Given data

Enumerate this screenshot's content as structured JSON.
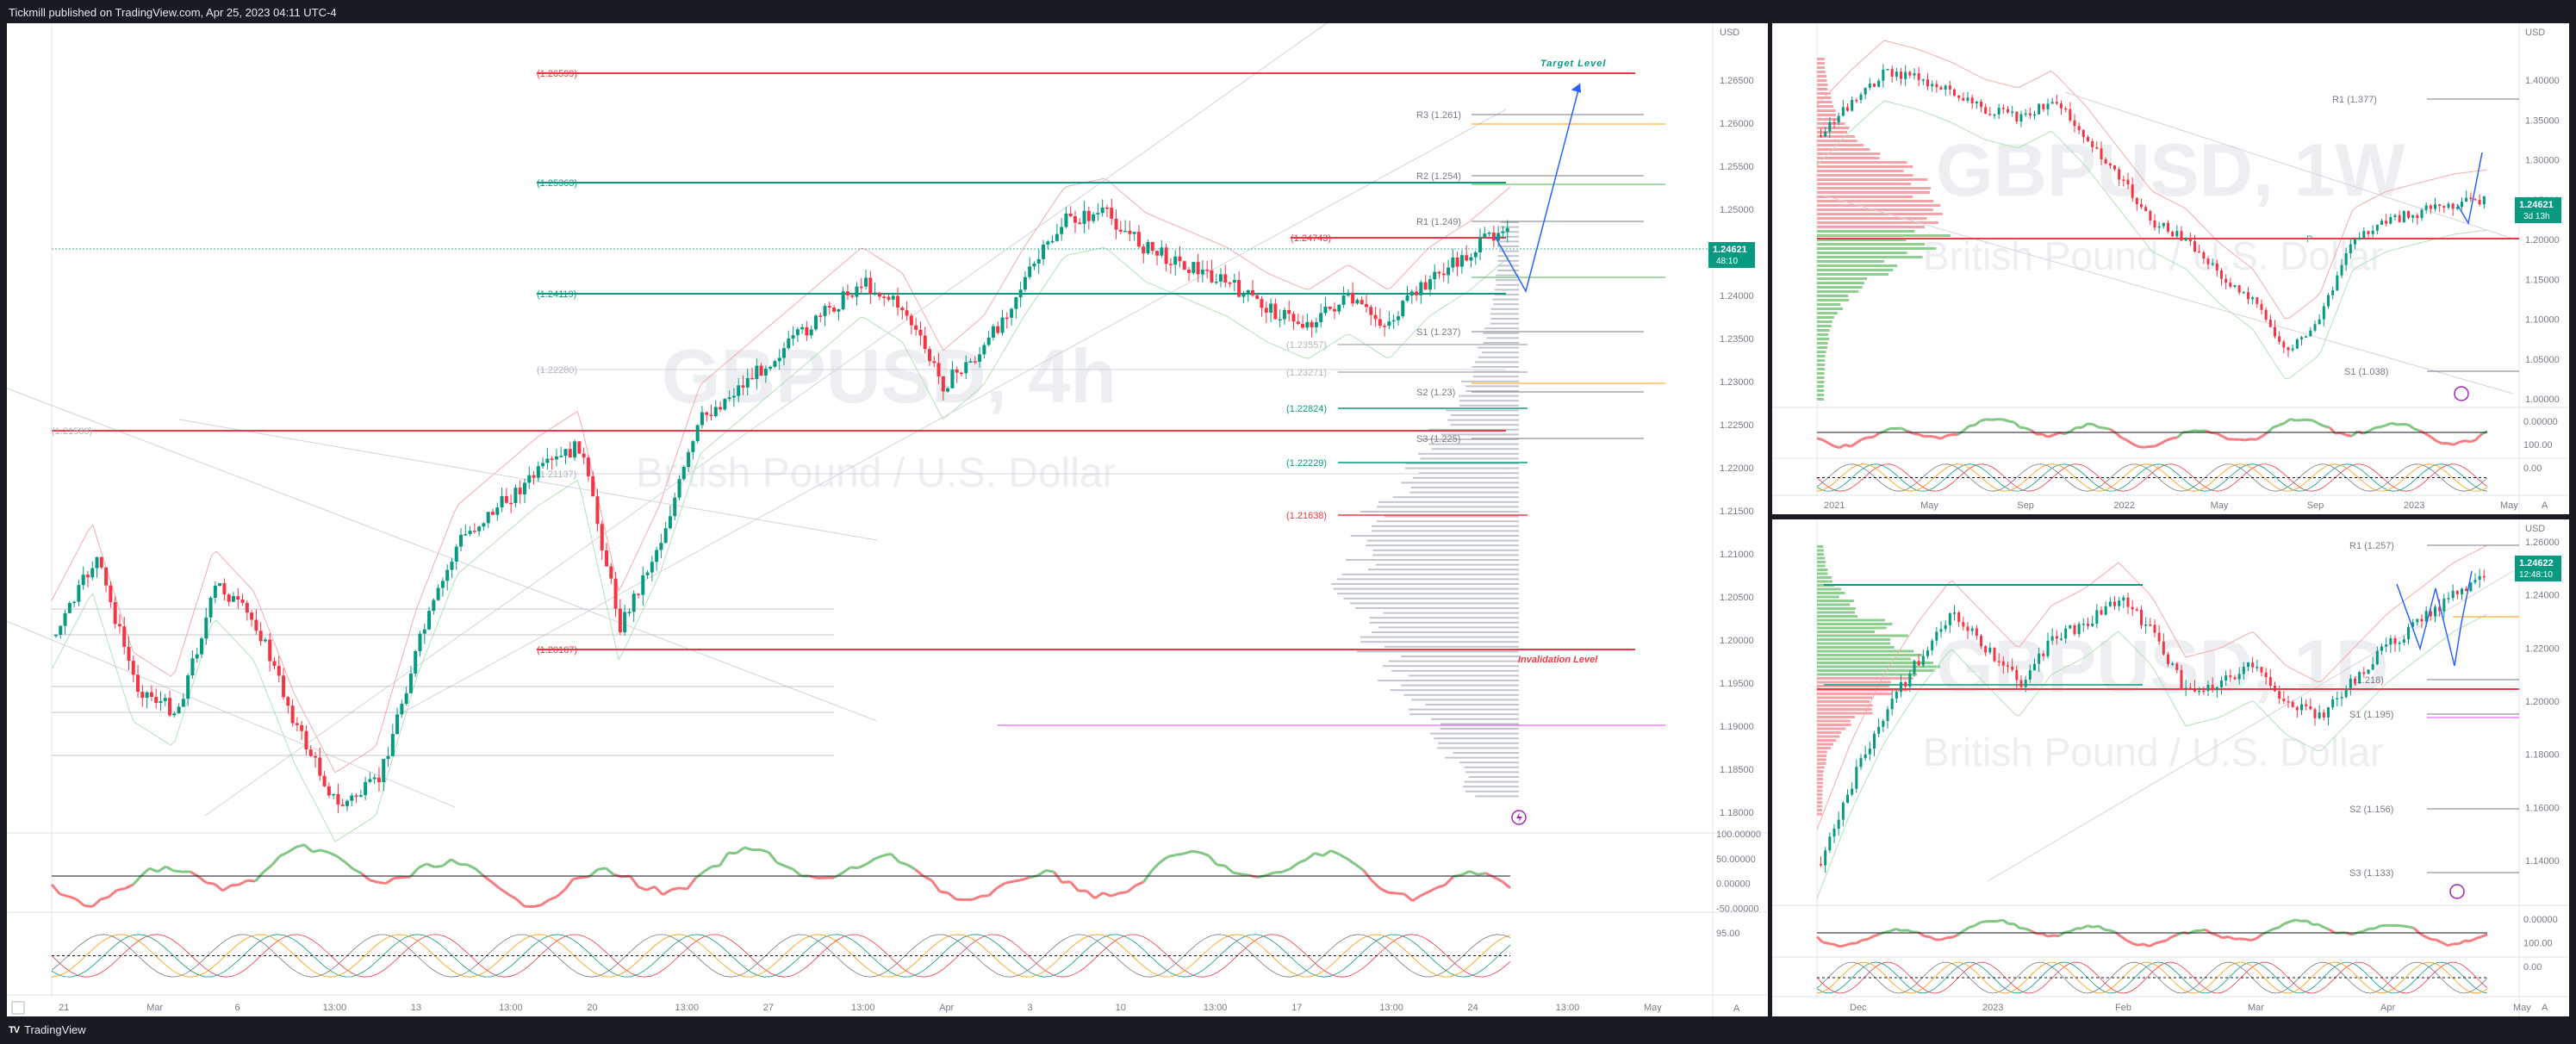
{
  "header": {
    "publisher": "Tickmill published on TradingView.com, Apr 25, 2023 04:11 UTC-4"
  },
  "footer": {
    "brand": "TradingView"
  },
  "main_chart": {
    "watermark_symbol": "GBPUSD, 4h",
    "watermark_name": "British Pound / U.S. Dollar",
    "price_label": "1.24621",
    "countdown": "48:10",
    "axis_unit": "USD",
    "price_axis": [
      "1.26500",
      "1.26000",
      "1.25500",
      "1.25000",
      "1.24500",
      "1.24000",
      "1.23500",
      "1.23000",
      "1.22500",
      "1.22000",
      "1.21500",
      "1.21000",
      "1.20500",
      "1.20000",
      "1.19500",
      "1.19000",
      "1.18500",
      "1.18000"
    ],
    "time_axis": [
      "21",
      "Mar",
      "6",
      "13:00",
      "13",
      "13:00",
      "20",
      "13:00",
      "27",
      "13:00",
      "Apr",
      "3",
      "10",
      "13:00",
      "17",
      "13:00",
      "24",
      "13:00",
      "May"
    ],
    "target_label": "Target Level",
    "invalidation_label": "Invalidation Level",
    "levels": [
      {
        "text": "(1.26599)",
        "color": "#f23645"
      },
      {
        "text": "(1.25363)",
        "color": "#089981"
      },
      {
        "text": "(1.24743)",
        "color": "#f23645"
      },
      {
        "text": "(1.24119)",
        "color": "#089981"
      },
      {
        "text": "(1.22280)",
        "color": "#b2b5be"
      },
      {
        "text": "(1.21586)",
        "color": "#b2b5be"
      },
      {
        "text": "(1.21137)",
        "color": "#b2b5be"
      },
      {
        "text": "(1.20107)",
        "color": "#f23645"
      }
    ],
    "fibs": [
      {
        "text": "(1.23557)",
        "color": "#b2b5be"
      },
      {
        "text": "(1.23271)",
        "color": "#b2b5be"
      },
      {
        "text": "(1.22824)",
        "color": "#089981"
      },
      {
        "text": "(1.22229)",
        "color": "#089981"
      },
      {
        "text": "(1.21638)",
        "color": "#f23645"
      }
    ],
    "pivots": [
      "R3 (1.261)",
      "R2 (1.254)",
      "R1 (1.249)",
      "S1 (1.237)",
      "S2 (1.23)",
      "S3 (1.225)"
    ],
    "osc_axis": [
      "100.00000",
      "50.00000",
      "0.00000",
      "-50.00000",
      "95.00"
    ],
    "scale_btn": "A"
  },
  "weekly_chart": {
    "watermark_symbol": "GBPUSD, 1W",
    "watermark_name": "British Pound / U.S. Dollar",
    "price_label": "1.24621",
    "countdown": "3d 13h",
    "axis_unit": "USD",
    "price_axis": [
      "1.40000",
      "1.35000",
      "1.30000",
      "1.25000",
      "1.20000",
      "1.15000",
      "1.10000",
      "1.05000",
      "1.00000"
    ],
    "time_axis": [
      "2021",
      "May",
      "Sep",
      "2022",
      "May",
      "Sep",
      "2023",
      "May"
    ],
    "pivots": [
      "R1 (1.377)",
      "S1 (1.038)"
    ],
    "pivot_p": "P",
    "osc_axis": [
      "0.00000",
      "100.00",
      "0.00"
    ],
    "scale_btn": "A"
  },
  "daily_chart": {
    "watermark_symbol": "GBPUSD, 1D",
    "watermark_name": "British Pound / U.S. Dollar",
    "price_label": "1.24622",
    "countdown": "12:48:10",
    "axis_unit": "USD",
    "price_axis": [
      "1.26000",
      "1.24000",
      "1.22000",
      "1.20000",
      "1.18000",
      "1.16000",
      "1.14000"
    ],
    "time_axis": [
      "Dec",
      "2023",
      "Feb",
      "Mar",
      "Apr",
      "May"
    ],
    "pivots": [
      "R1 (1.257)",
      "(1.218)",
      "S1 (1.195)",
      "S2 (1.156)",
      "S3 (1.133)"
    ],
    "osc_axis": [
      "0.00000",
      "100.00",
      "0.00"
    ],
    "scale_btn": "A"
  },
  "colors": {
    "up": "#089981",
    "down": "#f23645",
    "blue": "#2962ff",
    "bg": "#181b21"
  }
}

Exercise requirements
The records above need to be restated word for word, with the pictures left out.

Solution
Enumerate this screenshot's content as structured JSON.
{
  "header": {
    "publisher": "Tickmill published on TradingView.com, Apr 25, 2023 04:11 UTC-4"
  },
  "footer": {
    "brand": "TradingView"
  },
  "main_chart": {
    "watermark_symbol": "GBPUSD, 4h",
    "watermark_name": "British Pound / U.S. Dollar",
    "price_label": "1.24621",
    "countdown": "48:10",
    "axis_unit": "USD",
    "price_axis": [
      "1.26500",
      "1.26000",
      "1.25500",
      "1.25000",
      "1.24500",
      "1.24000",
      "1.23500",
      "1.23000",
      "1.22500",
      "1.22000",
      "1.21500",
      "1.21000",
      "1.20500",
      "1.20000",
      "1.19500",
      "1.19000",
      "1.18500",
      "1.18000"
    ],
    "time_axis": [
      "21",
      "Mar",
      "6",
      "13:00",
      "13",
      "13:00",
      "20",
      "13:00",
      "27",
      "13:00",
      "Apr",
      "3",
      "10",
      "13:00",
      "17",
      "13:00",
      "24",
      "13:00",
      "May"
    ],
    "target_label": "Target Level",
    "invalidation_label": "Invalidation Level",
    "levels": [
      {
        "text": "(1.26599)",
        "color": "#f23645"
      },
      {
        "text": "(1.25363)",
        "color": "#089981"
      },
      {
        "text": "(1.24743)",
        "color": "#f23645"
      },
      {
        "text": "(1.24119)",
        "color": "#089981"
      },
      {
        "text": "(1.22280)",
        "color": "#b2b5be"
      },
      {
        "text": "(1.21586)",
        "color": "#b2b5be"
      },
      {
        "text": "(1.21137)",
        "color": "#b2b5be"
      },
      {
        "text": "(1.20107)",
        "color": "#f23645"
      }
    ],
    "fibs": [
      {
        "text": "(1.23557)",
        "color": "#b2b5be"
      },
      {
        "text": "(1.23271)",
        "color": "#b2b5be"
      },
      {
        "text": "(1.22824)",
        "color": "#089981"
      },
      {
        "text": "(1.22229)",
        "color": "#089981"
      },
      {
        "text": "(1.21638)",
        "color": "#f23645"
      }
    ],
    "pivots": [
      "R3 (1.261)",
      "R2 (1.254)",
      "R1 (1.249)",
      "S1 (1.237)",
      "S2 (1.23)",
      "S3 (1.225)"
    ],
    "osc_axis": [
      "100.00000",
      "50.00000",
      "0.00000",
      "-50.00000",
      "95.00"
    ],
    "scale_btn": "A"
  },
  "weekly_chart": {
    "watermark_symbol": "GBPUSD, 1W",
    "watermark_name": "British Pound / U.S. Dollar",
    "price_label": "1.24621",
    "countdown": "3d 13h",
    "axis_unit": "USD",
    "price_axis": [
      "1.40000",
      "1.35000",
      "1.30000",
      "1.25000",
      "1.20000",
      "1.15000",
      "1.10000",
      "1.05000",
      "1.00000"
    ],
    "time_axis": [
      "2021",
      "May",
      "Sep",
      "2022",
      "May",
      "Sep",
      "2023",
      "May"
    ],
    "pivots": [
      "R1 (1.377)",
      "S1 (1.038)"
    ],
    "pivot_p": "P",
    "osc_axis": [
      "0.00000",
      "100.00",
      "0.00"
    ],
    "scale_btn": "A"
  },
  "daily_chart": {
    "watermark_symbol": "GBPUSD, 1D",
    "watermark_name": "British Pound / U.S. Dollar",
    "price_label": "1.24622",
    "countdown": "12:48:10",
    "axis_unit": "USD",
    "price_axis": [
      "1.26000",
      "1.24000",
      "1.22000",
      "1.20000",
      "1.18000",
      "1.16000",
      "1.14000"
    ],
    "time_axis": [
      "Dec",
      "2023",
      "Feb",
      "Mar",
      "Apr",
      "May"
    ],
    "pivots": [
      "R1 (1.257)",
      "(1.218)",
      "S1 (1.195)",
      "S2 (1.156)",
      "S3 (1.133)"
    ],
    "osc_axis": [
      "0.00000",
      "100.00",
      "0.00"
    ],
    "scale_btn": "A"
  },
  "colors": {
    "up": "#089981",
    "down": "#f23645",
    "blue": "#2962ff",
    "bg": "#181b21"
  }
}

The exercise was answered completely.